DATA FOR THIS TASK —
>>>>
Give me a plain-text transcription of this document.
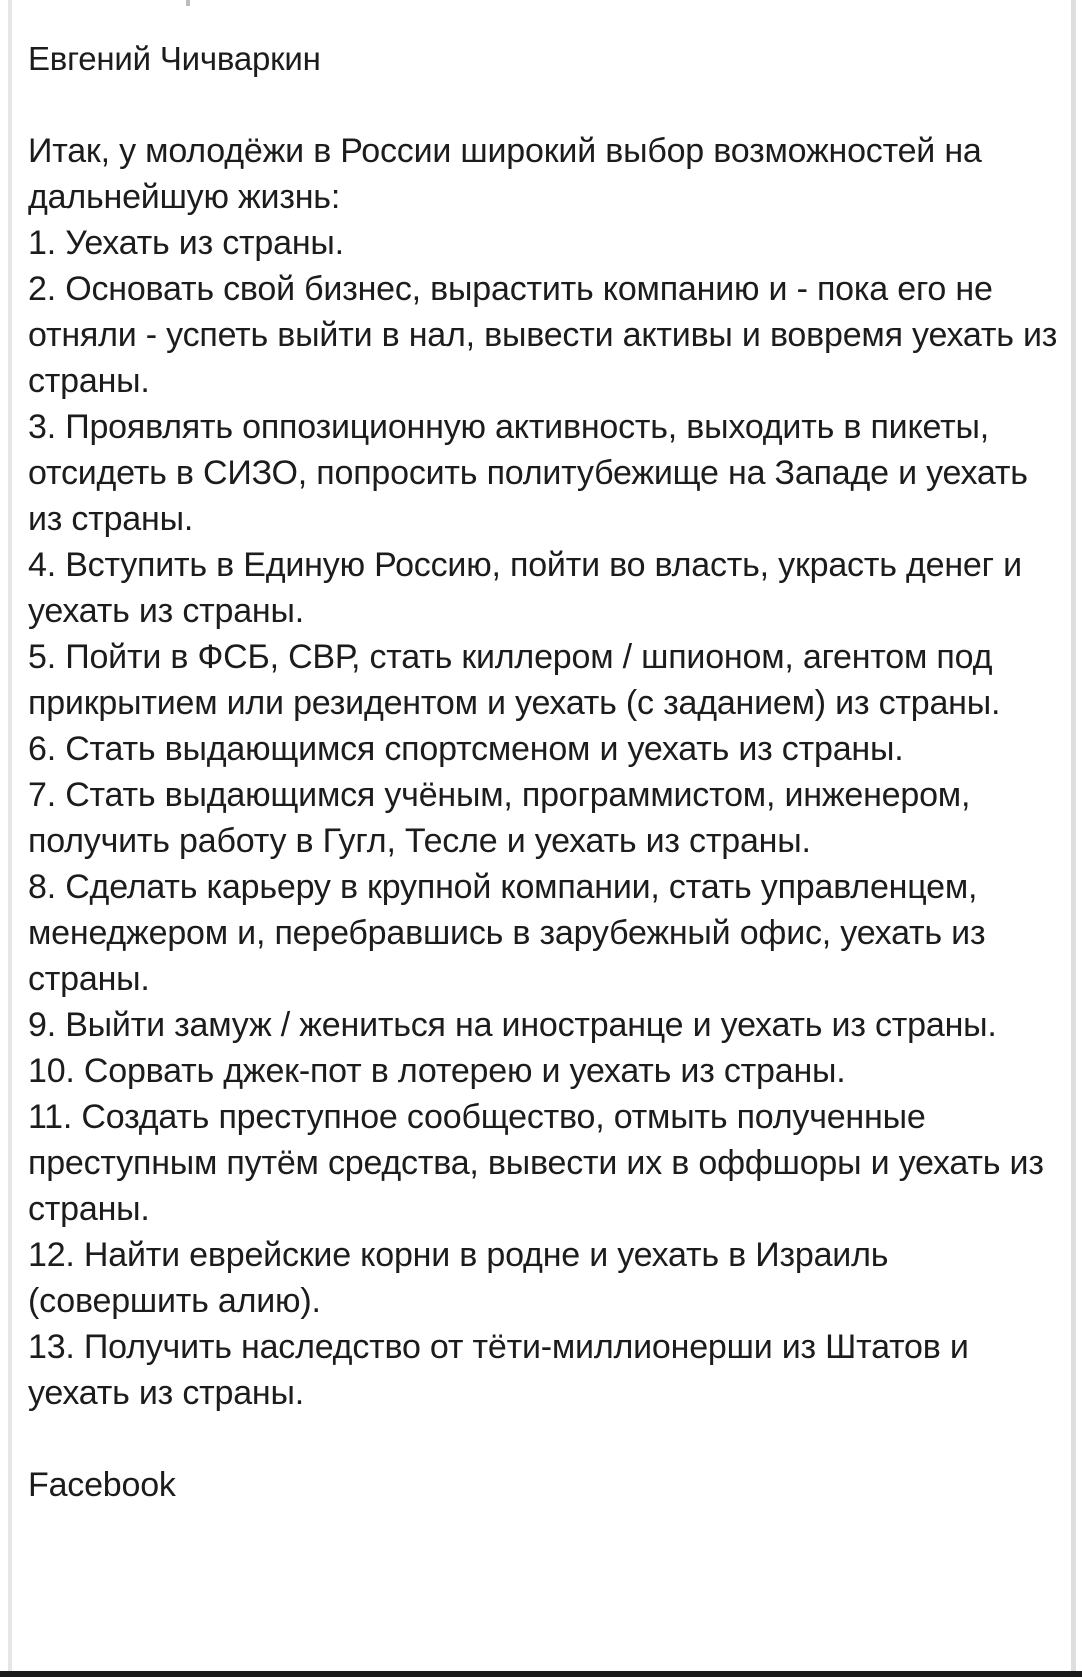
Евгений Чичваркин
Итак, у молодёжи в России широкий выбор возможностей на дальнейшую жизнь:
1. Уехать из страны.
2. Основать свой бизнес, вырастить компанию и - пока его не отняли - успеть выйти в нал, вывести активы и вовремя уехать из страны.
3. Проявлять оппозиционную активность, выходить в пикеты, отсидеть в СИЗО, попросить политубежище на Западе и уехать из страны.
4. Вступить в Единую Россию, пойти во власть, украсть денег и уехать из страны.
5. Пойти в ФСБ, СВР, стать киллером / шпионом, агентом под прикрытием или резидентом и уехать (с заданием) из страны.
6. Стать выдающимся спортсменом и уехать из страны.
7. Стать выдающимся учёным, программистом, инженером, получить работу в Гугл, Тесле и уехать из страны.
8. Сделать карьеру в крупной компании, стать управленцем, менеджером и, перебравшись в зарубежный офис, уехать из страны.
9. Выйти замуж / жениться на иностранце и уехать из страны.
10. Сорвать джек-пот в лотерею и уехать из страны.
11. Создать преступное сообщество, отмыть полученные преступным путём средства, вывести их в оффшоры и уехать из страны.
12. Найти еврейские корни в родне и уехать в Израиль (совершить алию).
13. Получить наследство от тёти-миллионерши из Штатов и уехать из страны.
Facebook
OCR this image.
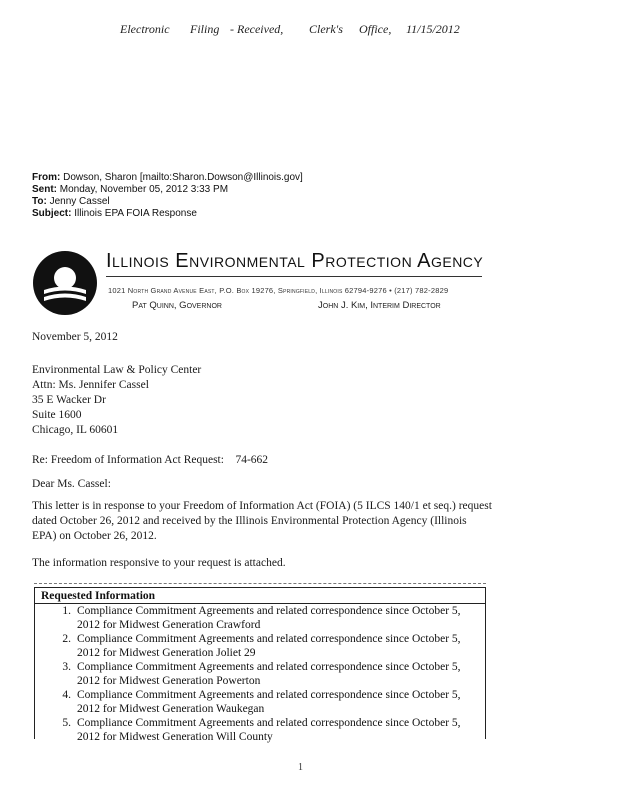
Electronic Filing - Received, Clerk's Office, 11/15/2012
From: Dowson, Sharon [mailto:Sharon.Dowson@Illinois.gov]
Sent: Monday, November 05, 2012 3:33 PM
To: Jenny Cassel
Subject: Illinois EPA FOIA Response
Illinois Environmental Protection Agency
1021 North Grand Avenue East, P.O. Box 19276, Springfield, Illinois 62794-9276 • (217) 782-2829
Pat Quinn, Governor	John J. Kim, Interim Director
November 5, 2012
Environmental Law & Policy Center
Attn: Ms. Jennifer Cassel
35 E Wacker Dr
Suite 1600
Chicago, IL 60601
Re: Freedom of Information Act Request:    74-662
Dear Ms. Cassel:
This letter is in response to your Freedom of Information Act (FOIA) (5 ILCS 140/1 et seq.) request dated October 26, 2012 and received by the Illinois Environmental Protection Agency (Illinois EPA) on October 26, 2012.
The information responsive to your request is attached.
Requested Information
1. Compliance Commitment Agreements and related correspondence since October 5, 2012 for Midwest Generation Crawford
2. Compliance Commitment Agreements and related correspondence since October 5, 2012 for Midwest Generation Joliet 29
3. Compliance Commitment Agreements and related correspondence since October 5, 2012 for Midwest Generation Powerton
4. Compliance Commitment Agreements and related correspondence since October 5, 2012 for Midwest Generation Waukegan
5. Compliance Commitment Agreements and related correspondence since October 5, 2012 for Midwest Generation Will County
1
<<<<
DIRECTION —
Count the lines in which the string "страны" appears, then report only that figure.

EXERCISE RESPONSE —
12